### TASK REQUIREMENTS
Using the listing below, select the lines with the word "country" and copy them.

[Records contained in a dataset]
>> START

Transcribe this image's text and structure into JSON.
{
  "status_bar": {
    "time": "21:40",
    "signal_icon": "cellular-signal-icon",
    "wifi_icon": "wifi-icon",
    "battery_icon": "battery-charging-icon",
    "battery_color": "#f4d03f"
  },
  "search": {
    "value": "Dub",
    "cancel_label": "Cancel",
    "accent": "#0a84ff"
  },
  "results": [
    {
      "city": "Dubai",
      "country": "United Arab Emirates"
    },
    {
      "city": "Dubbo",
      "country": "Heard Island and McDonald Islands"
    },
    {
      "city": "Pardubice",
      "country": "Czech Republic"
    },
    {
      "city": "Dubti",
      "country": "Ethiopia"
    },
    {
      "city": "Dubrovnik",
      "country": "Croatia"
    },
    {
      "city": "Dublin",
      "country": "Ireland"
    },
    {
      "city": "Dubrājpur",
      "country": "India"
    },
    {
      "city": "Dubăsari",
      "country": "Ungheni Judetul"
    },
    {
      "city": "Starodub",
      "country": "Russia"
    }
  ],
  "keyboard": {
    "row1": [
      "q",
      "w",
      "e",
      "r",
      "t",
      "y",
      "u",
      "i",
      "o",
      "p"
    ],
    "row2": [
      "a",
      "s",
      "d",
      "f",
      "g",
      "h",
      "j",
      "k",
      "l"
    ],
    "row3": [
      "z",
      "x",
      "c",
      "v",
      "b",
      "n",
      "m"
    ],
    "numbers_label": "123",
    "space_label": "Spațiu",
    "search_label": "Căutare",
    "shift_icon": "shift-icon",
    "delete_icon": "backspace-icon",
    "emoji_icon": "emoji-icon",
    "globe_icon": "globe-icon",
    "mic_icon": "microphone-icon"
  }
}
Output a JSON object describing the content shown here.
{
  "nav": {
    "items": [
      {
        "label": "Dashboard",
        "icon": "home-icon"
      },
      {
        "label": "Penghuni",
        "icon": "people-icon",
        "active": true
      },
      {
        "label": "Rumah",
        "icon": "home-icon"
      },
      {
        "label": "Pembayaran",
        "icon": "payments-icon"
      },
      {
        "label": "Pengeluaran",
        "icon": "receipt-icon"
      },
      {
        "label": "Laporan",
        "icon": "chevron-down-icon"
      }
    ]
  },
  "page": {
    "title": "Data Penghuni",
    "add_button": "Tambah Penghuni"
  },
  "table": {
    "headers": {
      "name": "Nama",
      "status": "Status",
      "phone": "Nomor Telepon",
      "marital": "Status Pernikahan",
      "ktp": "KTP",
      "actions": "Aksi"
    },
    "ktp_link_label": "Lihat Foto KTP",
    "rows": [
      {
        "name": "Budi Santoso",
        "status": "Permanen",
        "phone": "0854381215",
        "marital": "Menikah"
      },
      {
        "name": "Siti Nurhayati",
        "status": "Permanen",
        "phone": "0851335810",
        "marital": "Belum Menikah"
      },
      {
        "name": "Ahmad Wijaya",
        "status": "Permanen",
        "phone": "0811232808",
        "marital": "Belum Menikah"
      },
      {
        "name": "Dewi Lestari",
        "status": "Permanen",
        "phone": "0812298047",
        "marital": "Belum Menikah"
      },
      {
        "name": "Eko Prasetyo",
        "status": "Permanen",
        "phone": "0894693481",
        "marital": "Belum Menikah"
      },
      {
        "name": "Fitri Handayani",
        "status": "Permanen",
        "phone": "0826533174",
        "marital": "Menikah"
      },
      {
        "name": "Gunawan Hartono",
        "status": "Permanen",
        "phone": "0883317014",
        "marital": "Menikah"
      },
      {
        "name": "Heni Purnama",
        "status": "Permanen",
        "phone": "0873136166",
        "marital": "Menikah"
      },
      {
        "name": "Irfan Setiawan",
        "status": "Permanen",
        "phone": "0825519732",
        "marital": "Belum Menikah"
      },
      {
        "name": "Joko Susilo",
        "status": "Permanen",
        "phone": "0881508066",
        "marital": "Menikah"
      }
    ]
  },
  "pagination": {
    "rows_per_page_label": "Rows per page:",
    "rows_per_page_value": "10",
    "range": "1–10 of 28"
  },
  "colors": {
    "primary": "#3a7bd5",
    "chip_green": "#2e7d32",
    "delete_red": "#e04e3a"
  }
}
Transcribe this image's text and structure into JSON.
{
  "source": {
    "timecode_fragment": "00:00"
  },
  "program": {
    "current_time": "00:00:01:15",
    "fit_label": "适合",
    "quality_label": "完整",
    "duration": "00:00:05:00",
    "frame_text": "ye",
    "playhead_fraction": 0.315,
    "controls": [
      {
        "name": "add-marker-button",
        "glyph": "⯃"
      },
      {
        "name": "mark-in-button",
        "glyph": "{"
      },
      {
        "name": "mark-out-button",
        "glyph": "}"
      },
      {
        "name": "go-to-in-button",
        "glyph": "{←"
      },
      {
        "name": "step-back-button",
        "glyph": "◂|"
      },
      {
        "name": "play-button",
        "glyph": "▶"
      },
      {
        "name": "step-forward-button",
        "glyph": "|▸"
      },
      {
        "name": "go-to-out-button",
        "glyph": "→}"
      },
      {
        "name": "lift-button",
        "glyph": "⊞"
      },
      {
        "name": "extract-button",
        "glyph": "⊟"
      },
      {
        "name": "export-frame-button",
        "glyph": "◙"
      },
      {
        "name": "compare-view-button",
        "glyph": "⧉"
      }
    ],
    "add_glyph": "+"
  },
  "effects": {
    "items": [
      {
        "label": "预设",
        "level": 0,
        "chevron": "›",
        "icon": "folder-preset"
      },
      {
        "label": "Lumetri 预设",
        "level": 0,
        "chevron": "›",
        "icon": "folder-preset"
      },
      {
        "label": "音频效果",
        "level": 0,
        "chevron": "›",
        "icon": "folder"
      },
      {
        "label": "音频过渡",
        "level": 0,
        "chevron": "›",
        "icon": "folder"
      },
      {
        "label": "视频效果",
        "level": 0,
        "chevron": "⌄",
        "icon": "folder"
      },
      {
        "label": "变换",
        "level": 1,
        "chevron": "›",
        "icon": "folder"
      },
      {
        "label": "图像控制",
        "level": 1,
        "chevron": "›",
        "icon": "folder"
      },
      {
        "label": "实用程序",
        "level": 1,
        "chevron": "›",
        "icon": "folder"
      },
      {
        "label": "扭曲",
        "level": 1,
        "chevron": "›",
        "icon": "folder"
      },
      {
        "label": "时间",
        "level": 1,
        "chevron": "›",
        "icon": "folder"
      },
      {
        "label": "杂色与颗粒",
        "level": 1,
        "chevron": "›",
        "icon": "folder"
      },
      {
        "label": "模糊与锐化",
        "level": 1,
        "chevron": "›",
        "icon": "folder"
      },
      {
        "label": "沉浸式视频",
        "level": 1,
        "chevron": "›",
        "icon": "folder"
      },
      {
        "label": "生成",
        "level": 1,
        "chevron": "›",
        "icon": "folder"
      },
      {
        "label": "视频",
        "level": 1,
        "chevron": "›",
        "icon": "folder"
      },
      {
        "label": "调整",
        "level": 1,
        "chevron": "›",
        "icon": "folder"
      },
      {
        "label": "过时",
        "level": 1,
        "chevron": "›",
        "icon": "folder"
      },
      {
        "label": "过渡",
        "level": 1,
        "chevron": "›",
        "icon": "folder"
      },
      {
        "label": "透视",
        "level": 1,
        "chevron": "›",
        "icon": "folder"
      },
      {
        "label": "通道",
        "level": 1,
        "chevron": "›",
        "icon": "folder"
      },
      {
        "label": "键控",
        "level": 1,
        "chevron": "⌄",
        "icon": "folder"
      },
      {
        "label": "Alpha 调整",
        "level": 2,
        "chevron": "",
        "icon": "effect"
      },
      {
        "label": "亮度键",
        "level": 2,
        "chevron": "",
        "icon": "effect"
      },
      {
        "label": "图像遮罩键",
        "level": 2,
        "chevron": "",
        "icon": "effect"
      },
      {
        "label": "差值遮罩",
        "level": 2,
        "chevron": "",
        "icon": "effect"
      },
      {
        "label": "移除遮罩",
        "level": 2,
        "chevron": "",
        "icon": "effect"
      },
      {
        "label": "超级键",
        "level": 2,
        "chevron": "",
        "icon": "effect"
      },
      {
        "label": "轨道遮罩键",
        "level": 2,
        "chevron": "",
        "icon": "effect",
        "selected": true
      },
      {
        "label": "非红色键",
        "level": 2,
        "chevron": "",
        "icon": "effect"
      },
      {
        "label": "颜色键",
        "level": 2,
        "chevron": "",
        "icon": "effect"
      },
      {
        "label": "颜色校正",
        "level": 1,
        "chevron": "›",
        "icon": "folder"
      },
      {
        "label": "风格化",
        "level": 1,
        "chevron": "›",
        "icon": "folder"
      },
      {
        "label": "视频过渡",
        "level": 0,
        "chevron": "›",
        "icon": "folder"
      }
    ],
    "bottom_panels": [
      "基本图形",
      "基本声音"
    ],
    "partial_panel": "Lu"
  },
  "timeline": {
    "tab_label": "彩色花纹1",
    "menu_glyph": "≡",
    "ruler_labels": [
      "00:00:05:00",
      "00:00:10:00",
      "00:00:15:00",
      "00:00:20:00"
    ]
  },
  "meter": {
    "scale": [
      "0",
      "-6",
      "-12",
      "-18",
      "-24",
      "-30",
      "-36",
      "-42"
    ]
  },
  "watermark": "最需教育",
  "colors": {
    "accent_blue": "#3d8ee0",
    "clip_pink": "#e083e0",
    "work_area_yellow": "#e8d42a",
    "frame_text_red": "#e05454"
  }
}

>> END

### PROBLEM SOLUTION
      "country": "United Arab Emirates"
      "country": "Heard Island and McDonald Islands"
      "country": "Czech Republic"
      "country": "Ethiopia"
      "country": "Croatia"
      "country": "Ireland"
      "country": "India"
      "country": "Ungheni Judetul"
      "country": "Russia"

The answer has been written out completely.